> [The exercise]:
Produce an exact copy of all the records.

> [Supplied records]:

::::::::

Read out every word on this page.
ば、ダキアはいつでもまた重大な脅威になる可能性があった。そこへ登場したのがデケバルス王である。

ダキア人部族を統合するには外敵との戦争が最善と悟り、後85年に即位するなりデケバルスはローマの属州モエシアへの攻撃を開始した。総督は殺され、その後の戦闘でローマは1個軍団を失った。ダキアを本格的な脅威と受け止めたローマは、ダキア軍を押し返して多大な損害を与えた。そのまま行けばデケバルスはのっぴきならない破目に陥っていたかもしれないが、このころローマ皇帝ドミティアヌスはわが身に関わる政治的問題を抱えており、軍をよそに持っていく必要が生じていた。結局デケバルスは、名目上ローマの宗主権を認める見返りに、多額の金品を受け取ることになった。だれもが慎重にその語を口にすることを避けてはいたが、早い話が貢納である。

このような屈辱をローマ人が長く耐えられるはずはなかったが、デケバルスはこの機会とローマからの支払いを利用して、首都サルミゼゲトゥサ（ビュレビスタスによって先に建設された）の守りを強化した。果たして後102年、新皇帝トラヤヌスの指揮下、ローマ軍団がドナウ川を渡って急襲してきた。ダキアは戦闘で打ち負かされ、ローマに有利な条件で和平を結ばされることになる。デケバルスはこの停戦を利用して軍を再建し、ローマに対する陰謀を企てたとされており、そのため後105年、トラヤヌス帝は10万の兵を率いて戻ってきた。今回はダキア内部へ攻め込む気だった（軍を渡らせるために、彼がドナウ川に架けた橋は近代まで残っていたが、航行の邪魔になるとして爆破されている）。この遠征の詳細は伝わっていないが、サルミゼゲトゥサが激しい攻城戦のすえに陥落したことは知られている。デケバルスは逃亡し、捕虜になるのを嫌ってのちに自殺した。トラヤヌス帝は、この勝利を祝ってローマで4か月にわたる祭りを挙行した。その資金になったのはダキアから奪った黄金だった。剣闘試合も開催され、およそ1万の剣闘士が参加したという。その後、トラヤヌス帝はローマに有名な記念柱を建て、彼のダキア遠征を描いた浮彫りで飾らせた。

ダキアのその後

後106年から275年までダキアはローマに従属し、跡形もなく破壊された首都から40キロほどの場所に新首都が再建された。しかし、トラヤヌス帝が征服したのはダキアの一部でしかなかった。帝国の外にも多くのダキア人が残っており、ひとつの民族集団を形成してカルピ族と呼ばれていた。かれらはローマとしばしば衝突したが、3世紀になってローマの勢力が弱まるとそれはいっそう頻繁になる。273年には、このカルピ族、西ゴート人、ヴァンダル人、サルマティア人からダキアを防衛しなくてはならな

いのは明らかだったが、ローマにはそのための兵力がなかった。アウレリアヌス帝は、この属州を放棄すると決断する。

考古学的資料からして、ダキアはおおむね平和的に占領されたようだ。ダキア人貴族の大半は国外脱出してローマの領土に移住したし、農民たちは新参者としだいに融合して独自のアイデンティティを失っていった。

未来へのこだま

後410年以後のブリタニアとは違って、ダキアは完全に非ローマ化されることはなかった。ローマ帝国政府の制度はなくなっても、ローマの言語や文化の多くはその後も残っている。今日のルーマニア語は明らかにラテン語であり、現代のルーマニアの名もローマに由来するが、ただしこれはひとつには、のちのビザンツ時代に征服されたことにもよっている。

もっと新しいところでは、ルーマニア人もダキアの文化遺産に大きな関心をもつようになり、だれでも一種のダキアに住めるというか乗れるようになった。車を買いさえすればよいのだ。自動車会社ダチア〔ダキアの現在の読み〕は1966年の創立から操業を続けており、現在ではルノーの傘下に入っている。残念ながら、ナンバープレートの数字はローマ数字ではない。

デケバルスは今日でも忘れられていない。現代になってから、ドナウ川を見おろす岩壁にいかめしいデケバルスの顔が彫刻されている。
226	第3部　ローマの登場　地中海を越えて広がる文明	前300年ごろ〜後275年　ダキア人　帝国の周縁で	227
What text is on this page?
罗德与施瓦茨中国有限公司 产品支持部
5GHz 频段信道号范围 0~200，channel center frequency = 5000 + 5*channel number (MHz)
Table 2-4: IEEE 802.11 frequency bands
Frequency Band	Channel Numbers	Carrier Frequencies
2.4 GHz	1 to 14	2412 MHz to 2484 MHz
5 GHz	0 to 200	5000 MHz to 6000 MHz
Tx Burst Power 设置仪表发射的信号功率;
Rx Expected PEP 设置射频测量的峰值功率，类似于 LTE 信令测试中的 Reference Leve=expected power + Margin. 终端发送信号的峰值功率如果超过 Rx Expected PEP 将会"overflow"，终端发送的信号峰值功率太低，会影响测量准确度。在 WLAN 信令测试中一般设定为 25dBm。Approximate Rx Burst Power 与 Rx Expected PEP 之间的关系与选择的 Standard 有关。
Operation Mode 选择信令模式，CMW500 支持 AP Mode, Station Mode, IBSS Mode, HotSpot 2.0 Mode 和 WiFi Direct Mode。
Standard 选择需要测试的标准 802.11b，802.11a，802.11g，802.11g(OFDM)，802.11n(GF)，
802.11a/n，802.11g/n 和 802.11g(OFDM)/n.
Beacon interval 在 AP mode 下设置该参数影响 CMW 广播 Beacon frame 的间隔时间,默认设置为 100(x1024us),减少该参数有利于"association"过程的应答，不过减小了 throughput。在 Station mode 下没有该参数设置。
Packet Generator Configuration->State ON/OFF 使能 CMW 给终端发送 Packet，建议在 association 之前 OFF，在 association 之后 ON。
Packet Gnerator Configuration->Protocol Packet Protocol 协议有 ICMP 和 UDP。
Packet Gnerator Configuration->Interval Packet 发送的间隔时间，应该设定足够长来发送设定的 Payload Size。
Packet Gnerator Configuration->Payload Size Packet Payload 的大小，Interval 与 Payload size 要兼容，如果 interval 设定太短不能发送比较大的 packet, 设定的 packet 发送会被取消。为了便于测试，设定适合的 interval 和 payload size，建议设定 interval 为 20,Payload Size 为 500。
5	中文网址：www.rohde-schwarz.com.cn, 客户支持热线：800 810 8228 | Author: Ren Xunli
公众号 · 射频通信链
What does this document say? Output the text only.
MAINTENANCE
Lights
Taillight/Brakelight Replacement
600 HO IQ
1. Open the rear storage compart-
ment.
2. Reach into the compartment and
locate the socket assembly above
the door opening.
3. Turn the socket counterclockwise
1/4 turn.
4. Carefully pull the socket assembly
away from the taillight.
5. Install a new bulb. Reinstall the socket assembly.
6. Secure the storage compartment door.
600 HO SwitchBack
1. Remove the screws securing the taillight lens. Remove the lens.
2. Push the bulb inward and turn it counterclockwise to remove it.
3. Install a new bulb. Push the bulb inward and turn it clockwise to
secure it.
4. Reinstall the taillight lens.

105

::::::::

> [Final answer]:
Read out every word on this page.
ば、ダキアはいつでもまた重大な脅威になる可能性があった。そこへ登場したのがデケバルス王である。

ダキア人部族を統合するには外敵との戦争が最善と悟り、後85年に即位するなりデケバルスはローマの属州モエシアへの攻撃を開始した。総督は殺され、その後の戦闘でローマは1個軍団を失った。ダキアを本格的な脅威と受け止めたローマは、ダキア軍を押し返して多大な損害を与えた。そのまま行けばデケバルスはのっぴきならない破目に陥っていたかもしれないが、このころローマ皇帝ドミティアヌスはわが身に関わる政治的問題を抱えており、軍をよそに持っていく必要が生じていた。結局デケバルスは、名目上ローマの宗主権を認める見返りに、多額の金品を受け取ることになった。だれもが慎重にその語を口にすることを避けてはいたが、早い話が貢納である。

このような屈辱をローマ人が長く耐えられるはずはなかったが、デケバルスはこの機会とローマからの支払いを利用して、首都サルミゼゲトゥサ（ビュレビスタスによって先に建設された）の守りを強化した。果たして後102年、新皇帝トラヤヌスの指揮下、ローマ軍団がドナウ川を渡って急襲してきた。ダキアは戦闘で打ち負かされ、ローマに有利な条件で和平を結ばされることになる。デケバルスはこの停戦を利用して軍を再建し、ローマに対する陰謀を企てたとされており、そのため後105年、トラヤヌス帝は10万の兵を率いて戻ってきた。今回はダキア内部へ攻め込む気だった（軍を渡らせるために、彼がドナウ川に架けた橋は近代まで残っていたが、航行の邪魔になるとして爆破されている）。この遠征の詳細は伝わっていないが、サルミゼゲトゥサが激しい攻城戦のすえに陥落したことは知られている。デケバルスは逃亡し、捕虜になるのを嫌ってのちに自殺した。トラヤヌス帝は、この勝利を祝ってローマで4か月にわたる祭りを挙行した。その資金になったのはダキアから奪った黄金だった。剣闘試合も開催され、およそ1万の剣闘士が参加したという。その後、トラヤヌス帝はローマに有名な記念柱を建て、彼のダキア遠征を描いた浮彫りで飾らせた。

ダキアのその後

後106年から275年までダキアはローマに従属し、跡形もなく破壊された首都から40キロほどの場所に新首都が再建された。しかし、トラヤヌス帝が征服したのはダキアの一部でしかなかった。帝国の外にも多くのダキア人が残っており、ひとつの民族集団を形成してカルピ族と呼ばれていた。かれらはローマとしばしば衝突したが、3世紀になってローマの勢力が弱まるとそれはいっそう頻繁になる。273年には、このカルピ族、西ゴート人、ヴァンダル人、サルマティア人からダキアを防衛しなくてはならな

いのは明らかだったが、ローマにはそのための兵力がなかった。アウレリアヌス帝は、この属州を放棄すると決断する。

考古学的資料からして、ダキアはおおむね平和的に占領されたようだ。ダキア人貴族の大半は国外脱出してローマの領土に移住したし、農民たちは新参者としだいに融合して独自のアイデンティティを失っていった。

未来へのこだま

後410年以後のブリタニアとは違って、ダキアは完全に非ローマ化されることはなかった。ローマ帝国政府の制度はなくなっても、ローマの言語や文化の多くはその後も残っている。今日のルーマニア語は明らかにラテン語であり、現代のルーマニアの名もローマに由来するが、ただしこれはひとつには、のちのビザンツ時代に征服されたことにもよっている。

もっと新しいところでは、ルーマニア人もダキアの文化遺産に大きな関心をもつようになり、だれでも一種のダキアに住めるというか乗れるようになった。車を買いさえすればよいのだ。自動車会社ダチア〔ダキアの現在の読み〕は1966年の創立から操業を続けており、現在ではルノーの傘下に入っている。残念ながら、ナンバープレートの数字はローマ数字ではない。

デケバルスは今日でも忘れられていない。現代になってから、ドナウ川を見おろす岩壁にいかめしいデケバルスの顔が彫刻されている。
226	第3部　ローマの登場　地中海を越えて広がる文明	前300年ごろ〜後275年　ダキア人　帝国の周縁で	227
What text is on this page?
罗德与施瓦茨中国有限公司 产品支持部
5GHz 频段信道号范围 0~200，channel center frequency = 5000 + 5*channel number (MHz)
Table 2-4: IEEE 802.11 frequency bands
Frequency Band	Channel Numbers	Carrier Frequencies
2.4 GHz	1 to 14	2412 MHz to 2484 MHz
5 GHz	0 to 200	5000 MHz to 6000 MHz
Tx Burst Power 设置仪表发射的信号功率;
Rx Expected PEP 设置射频测量的峰值功率，类似于 LTE 信令测试中的 Reference Leve=expected power + Margin. 终端发送信号的峰值功率如果超过 Rx Expected PEP 将会"overflow"，终端发送的信号峰值功率太低，会影响测量准确度。在 WLAN 信令测试中一般设定为 25dBm。Approximate Rx Burst Power 与 Rx Expected PEP 之间的关系与选择的 Standard 有关。
Operation Mode 选择信令模式，CMW500 支持 AP Mode, Station Mode, IBSS Mode, HotSpot 2.0 Mode 和 WiFi Direct Mode。
Standard 选择需要测试的标准 802.11b，802.11a，802.11g，802.11g(OFDM)，802.11n(GF)，
802.11a/n，802.11g/n 和 802.11g(OFDM)/n.
Beacon interval 在 AP mode 下设置该参数影响 CMW 广播 Beacon frame 的间隔时间,默认设置为 100(x1024us),减少该参数有利于"association"过程的应答，不过减小了 throughput。在 Station mode 下没有该参数设置。
Packet Generator Configuration->State ON/OFF 使能 CMW 给终端发送 Packet，建议在 association 之前 OFF，在 association 之后 ON。
Packet Gnerator Configuration->Protocol Packet Protocol 协议有 ICMP 和 UDP。
Packet Gnerator Configuration->Interval Packet 发送的间隔时间，应该设定足够长来发送设定的 Payload Size。
Packet Gnerator Configuration->Payload Size Packet Payload 的大小，Interval 与 Payload size 要兼容，如果 interval 设定太短不能发送比较大的 packet, 设定的 packet 发送会被取消。为了便于测试，设定适合的 interval 和 payload size，建议设定 interval 为 20,Payload Size 为 500。
5	中文网址：www.rohde-schwarz.com.cn, 客户支持热线：800 810 8228 | Author: Ren Xunli
公众号 · 射频通信链
What does this document say? Output the text only.
MAINTENANCE
Lights
Taillight/Brakelight Replacement
600 HO IQ
1. Open the rear storage compart-
ment.
2. Reach into the compartment and
locate the socket assembly above
the door opening.
3. Turn the socket counterclockwise
1/4 turn.
4. Carefully pull the socket assembly
away from the taillight.
5. Install a new bulb. Reinstall the socket assembly.
6. Secure the storage compartment door.
600 HO SwitchBack
1. Remove the screws securing the taillight lens. Remove the lens.
2. Push the bulb inward and turn it counterclockwise to remove it.
3. Install a new bulb. Push the bulb inward and turn it clockwise to
secure it.
4. Reinstall the taillight lens.

105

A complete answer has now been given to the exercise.